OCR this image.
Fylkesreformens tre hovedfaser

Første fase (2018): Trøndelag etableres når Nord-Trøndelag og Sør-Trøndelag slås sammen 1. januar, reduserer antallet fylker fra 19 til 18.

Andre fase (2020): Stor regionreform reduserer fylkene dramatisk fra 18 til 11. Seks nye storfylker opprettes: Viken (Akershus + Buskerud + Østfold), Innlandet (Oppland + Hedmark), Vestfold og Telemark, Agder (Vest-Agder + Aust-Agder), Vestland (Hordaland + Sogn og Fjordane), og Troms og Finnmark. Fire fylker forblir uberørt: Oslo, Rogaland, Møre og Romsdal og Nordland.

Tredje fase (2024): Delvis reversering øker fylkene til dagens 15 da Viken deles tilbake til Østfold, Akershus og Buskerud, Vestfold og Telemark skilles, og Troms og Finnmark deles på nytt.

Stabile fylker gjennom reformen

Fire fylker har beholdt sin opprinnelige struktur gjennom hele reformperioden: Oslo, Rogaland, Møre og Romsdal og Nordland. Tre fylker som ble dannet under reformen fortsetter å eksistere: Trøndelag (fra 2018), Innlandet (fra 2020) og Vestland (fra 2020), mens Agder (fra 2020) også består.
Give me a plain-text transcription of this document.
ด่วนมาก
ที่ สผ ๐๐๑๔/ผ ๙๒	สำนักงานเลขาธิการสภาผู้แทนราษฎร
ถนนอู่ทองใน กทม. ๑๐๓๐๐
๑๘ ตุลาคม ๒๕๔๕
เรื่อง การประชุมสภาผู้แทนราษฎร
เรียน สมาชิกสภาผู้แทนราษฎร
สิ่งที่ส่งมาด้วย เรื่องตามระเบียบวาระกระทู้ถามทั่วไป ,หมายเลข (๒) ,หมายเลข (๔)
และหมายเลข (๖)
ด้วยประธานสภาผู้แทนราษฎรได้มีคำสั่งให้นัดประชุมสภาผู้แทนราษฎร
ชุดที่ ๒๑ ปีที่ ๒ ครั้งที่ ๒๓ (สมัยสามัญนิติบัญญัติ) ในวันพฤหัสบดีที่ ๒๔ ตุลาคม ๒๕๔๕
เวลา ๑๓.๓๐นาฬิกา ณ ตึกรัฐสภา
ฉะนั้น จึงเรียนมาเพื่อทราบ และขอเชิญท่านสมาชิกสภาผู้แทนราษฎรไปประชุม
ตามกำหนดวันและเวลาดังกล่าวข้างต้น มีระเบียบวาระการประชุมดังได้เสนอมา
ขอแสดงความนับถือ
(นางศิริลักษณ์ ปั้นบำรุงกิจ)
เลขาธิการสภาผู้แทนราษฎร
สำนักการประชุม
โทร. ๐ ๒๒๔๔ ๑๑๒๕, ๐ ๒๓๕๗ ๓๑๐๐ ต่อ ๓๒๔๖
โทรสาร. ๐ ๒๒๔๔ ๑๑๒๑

######

§ **Task requirements**: Where a line above contains the word "Østfold", copy that line.

§ **Answer to the problem**:
Andre fase (2020): Stor regionreform reduserer fylkene dramatisk fra 18 til 11. Seks nye storfylker opprettes: Viken (Akershus + Buskerud + Østfold), Innlandet (Oppland + Hedmark), Vestfold og Telemark, Agder (Vest-Agder + Aust-Agder), Vestland (Hordaland + Sogn og Fjordane), og Troms og Finnmark. Fire fylker forblir uberørt: Oslo, Rogaland, Møre og Romsdal og Nordland.
Tredje fase (2024): Delvis reversering øker fylkene til dagens 15 da Viken deles tilbake til Østfold, Akershus og Buskerud, Vestfold og Telemark skilles, og Troms og Finnmark deles på nytt.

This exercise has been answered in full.